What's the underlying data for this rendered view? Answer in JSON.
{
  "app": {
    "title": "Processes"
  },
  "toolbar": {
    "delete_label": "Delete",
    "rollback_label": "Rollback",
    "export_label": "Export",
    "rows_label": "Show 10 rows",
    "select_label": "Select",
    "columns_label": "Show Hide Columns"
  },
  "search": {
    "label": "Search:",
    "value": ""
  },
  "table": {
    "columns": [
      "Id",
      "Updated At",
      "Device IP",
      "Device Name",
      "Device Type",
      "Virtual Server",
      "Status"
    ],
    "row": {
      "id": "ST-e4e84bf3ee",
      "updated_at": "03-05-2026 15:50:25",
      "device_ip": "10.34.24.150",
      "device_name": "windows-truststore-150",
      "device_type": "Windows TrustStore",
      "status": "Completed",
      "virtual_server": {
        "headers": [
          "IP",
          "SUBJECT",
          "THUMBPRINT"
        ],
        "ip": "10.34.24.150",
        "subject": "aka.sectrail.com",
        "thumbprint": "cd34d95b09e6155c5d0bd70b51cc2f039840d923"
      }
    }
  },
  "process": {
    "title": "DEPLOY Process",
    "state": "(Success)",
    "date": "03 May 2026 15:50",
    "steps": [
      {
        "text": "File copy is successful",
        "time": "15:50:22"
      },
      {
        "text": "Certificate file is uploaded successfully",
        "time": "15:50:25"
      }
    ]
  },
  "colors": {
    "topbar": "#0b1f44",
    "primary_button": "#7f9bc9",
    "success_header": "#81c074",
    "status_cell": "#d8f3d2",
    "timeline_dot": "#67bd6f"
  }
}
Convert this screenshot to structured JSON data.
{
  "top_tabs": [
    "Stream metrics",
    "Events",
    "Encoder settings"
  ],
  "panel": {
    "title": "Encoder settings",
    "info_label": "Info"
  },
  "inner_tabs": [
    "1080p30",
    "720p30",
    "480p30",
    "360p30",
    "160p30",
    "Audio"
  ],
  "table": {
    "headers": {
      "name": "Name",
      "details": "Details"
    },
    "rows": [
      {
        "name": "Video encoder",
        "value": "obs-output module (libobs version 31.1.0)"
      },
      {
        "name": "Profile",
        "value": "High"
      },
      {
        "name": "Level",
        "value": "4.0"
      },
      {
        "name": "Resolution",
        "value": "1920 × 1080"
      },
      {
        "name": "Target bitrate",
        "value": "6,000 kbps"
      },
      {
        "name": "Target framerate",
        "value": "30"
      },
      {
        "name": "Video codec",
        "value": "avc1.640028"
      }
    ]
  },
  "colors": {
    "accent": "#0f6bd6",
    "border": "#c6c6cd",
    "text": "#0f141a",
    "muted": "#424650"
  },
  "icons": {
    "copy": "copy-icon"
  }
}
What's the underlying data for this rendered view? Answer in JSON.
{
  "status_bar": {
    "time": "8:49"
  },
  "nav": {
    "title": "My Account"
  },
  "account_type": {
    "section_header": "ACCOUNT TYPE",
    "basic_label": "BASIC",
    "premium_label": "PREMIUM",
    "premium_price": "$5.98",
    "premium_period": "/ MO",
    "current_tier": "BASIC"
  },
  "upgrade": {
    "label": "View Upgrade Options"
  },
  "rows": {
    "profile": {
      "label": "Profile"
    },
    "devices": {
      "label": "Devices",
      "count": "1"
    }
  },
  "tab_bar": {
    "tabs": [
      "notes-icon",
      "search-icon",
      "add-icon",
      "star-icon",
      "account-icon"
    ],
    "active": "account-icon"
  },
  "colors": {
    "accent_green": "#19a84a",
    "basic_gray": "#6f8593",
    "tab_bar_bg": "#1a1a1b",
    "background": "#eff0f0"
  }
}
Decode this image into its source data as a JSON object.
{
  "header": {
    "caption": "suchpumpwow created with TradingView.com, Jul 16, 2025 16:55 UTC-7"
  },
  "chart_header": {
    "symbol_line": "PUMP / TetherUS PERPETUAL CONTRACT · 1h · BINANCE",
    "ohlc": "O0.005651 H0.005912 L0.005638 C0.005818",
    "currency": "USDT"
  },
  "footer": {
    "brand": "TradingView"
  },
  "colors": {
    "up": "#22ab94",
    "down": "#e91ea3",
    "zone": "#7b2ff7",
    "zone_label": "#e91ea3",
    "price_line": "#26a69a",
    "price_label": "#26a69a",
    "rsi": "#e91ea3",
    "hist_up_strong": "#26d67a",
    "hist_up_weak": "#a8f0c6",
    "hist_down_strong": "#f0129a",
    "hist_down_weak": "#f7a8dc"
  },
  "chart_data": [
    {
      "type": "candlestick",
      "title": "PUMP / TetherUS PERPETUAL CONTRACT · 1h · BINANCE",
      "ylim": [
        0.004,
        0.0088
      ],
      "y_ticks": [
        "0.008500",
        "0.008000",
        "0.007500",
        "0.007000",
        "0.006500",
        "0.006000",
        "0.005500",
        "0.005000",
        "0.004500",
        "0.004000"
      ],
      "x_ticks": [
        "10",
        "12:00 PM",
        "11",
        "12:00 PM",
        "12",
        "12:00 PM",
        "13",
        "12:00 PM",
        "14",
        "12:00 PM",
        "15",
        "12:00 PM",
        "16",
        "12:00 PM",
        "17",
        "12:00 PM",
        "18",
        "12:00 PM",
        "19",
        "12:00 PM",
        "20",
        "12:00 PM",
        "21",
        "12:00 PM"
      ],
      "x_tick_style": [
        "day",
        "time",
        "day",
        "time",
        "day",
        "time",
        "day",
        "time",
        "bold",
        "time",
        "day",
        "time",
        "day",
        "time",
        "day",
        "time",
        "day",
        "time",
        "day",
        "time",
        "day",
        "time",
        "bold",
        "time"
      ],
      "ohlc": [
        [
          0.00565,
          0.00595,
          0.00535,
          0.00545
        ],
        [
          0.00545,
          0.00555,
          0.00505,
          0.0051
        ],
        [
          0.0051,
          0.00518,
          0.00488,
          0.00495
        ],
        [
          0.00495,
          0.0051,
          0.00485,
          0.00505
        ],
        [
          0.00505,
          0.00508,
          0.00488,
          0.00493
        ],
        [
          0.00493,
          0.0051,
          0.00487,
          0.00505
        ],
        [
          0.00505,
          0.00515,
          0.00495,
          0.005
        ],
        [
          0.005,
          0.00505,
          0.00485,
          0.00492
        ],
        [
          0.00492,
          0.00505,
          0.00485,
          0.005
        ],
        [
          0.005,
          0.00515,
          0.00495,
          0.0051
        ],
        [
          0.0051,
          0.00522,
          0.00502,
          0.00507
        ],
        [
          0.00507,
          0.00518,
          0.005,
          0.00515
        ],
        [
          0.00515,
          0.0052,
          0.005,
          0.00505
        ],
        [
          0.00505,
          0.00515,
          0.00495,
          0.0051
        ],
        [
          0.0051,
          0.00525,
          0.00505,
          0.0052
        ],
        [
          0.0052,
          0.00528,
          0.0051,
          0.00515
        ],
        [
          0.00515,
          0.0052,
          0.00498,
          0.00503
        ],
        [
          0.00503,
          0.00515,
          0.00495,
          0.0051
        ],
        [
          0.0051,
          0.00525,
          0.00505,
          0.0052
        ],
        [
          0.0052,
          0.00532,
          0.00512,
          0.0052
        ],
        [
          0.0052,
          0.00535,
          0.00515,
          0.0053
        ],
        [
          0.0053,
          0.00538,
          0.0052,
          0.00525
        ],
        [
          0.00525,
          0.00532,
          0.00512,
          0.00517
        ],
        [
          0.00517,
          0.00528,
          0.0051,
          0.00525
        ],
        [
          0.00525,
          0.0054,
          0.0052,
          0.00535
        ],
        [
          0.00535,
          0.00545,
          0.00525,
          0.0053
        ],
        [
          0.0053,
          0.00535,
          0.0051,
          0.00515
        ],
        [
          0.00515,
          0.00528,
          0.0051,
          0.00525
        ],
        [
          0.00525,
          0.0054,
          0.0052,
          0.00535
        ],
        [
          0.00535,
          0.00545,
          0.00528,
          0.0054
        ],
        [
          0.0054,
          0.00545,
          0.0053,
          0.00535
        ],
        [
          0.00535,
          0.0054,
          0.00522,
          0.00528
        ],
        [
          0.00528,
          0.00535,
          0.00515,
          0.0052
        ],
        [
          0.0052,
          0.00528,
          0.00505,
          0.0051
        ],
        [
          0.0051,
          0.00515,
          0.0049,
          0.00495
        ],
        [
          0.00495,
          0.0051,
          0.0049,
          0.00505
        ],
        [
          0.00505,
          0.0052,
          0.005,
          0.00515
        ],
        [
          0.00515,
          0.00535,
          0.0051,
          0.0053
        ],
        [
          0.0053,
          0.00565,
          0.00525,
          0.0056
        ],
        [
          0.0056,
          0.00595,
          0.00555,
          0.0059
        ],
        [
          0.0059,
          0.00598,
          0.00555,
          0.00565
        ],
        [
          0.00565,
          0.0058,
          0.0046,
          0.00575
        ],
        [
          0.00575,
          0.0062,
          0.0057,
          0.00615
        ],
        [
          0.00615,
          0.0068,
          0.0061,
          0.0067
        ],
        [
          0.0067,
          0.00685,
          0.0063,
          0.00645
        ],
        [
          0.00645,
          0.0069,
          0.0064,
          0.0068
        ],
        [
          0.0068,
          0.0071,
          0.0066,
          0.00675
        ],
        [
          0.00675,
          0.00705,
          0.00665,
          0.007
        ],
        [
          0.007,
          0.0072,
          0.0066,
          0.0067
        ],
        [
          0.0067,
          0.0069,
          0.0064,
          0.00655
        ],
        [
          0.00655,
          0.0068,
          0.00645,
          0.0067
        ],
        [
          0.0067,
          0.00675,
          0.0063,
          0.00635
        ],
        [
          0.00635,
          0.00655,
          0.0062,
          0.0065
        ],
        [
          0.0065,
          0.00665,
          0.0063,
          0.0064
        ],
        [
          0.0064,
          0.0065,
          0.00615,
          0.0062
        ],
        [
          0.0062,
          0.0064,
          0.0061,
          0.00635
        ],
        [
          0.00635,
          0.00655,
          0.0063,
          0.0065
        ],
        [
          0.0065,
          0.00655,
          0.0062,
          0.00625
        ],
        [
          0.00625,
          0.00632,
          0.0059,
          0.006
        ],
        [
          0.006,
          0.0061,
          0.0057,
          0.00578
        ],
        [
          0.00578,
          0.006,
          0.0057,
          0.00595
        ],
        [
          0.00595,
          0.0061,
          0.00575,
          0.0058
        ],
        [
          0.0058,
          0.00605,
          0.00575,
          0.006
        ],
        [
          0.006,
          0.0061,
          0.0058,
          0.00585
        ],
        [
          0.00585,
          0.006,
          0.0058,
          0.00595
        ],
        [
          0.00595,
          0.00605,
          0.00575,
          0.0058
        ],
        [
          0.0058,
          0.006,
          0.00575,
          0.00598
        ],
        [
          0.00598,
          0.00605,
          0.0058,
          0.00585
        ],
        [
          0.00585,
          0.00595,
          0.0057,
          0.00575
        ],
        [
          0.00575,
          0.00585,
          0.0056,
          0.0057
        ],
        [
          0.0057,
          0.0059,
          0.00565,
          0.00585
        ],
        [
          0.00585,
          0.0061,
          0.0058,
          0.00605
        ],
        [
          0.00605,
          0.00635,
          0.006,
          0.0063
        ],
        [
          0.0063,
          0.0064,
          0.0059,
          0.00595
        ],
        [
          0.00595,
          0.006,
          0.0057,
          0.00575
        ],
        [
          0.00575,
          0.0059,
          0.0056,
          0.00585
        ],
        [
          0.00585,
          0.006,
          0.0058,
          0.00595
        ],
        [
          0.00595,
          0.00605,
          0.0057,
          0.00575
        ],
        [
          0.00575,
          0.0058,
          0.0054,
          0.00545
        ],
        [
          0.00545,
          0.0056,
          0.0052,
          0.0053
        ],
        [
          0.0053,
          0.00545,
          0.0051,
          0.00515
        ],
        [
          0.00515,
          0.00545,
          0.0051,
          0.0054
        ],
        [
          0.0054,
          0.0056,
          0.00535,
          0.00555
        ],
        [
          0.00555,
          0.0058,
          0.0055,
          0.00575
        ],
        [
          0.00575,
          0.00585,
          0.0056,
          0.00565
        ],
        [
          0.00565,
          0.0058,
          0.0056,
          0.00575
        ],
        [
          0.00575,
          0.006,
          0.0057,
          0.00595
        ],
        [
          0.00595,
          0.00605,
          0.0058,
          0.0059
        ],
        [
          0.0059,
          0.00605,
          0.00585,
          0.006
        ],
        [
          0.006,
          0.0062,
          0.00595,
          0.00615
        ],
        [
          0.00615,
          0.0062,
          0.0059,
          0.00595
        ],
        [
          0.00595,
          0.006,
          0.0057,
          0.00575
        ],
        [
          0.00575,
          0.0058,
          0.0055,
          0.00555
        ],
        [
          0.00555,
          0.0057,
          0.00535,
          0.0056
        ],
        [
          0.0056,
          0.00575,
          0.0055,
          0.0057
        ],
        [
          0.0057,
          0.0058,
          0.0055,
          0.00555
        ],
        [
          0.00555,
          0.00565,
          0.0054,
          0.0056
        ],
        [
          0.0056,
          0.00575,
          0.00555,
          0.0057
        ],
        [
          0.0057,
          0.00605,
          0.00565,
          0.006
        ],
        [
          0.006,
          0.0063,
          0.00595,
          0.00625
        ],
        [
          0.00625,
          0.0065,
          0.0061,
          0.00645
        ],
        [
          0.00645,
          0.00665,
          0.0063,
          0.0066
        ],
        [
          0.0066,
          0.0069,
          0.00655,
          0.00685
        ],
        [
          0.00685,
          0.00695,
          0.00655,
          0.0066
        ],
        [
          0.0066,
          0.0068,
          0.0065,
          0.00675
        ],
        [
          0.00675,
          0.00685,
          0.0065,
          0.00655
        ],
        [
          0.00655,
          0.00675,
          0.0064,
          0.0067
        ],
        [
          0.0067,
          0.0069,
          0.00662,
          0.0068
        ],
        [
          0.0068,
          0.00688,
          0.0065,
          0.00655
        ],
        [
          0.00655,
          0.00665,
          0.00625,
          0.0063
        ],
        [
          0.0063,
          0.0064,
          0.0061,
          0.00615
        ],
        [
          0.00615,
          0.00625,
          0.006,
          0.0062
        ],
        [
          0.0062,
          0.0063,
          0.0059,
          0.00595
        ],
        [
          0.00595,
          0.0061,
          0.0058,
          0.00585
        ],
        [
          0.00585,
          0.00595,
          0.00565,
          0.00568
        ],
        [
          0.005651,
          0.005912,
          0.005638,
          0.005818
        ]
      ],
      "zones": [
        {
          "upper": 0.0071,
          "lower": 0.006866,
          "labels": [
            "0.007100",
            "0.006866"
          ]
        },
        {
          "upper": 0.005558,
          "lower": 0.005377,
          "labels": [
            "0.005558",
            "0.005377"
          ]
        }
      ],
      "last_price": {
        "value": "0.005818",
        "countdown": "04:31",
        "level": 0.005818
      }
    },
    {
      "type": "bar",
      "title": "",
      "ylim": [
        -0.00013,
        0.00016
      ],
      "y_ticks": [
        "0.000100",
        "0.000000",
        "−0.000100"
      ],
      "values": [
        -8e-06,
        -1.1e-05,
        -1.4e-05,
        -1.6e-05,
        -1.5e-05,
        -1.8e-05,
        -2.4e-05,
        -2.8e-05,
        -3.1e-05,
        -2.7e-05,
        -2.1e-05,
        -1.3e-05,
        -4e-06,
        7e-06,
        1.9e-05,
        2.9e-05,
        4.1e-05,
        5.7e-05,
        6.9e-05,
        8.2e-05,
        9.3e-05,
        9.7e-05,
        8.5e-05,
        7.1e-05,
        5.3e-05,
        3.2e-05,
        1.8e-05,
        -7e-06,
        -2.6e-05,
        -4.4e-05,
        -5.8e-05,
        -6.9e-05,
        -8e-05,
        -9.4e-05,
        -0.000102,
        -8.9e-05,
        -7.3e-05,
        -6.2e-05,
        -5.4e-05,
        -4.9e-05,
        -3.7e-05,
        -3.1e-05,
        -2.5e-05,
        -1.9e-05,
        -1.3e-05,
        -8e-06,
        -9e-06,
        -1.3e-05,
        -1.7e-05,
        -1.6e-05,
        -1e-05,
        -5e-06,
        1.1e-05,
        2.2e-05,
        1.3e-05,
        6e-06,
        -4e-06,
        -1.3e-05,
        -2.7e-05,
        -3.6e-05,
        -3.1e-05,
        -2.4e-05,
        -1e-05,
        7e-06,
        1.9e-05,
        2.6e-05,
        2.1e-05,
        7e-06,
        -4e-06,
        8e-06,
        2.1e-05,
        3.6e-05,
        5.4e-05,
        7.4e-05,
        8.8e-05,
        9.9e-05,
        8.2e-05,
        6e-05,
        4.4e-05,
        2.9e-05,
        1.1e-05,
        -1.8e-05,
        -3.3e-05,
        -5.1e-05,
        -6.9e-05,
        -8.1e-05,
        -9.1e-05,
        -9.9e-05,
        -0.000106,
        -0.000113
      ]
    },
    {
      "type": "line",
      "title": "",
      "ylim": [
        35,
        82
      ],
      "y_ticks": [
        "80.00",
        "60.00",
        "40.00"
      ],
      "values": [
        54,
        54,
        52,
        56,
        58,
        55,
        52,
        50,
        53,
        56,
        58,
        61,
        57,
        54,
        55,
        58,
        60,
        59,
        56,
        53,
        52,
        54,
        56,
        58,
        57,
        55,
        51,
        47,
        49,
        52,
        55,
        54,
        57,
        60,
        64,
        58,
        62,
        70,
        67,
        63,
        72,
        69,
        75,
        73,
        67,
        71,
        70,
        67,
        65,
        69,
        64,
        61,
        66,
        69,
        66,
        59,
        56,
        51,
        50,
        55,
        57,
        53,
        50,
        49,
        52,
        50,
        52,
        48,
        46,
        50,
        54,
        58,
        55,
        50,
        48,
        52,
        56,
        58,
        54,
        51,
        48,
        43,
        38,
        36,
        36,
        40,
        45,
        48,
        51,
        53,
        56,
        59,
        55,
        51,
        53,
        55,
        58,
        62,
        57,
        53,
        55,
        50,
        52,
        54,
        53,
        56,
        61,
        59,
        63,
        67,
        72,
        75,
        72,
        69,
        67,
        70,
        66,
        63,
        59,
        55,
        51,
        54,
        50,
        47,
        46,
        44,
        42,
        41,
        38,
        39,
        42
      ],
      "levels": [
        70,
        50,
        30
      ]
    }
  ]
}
= = = =
Show the lines of the data that hold the word "Video".

        "name": "Video encoder",
        "name": "Video codec",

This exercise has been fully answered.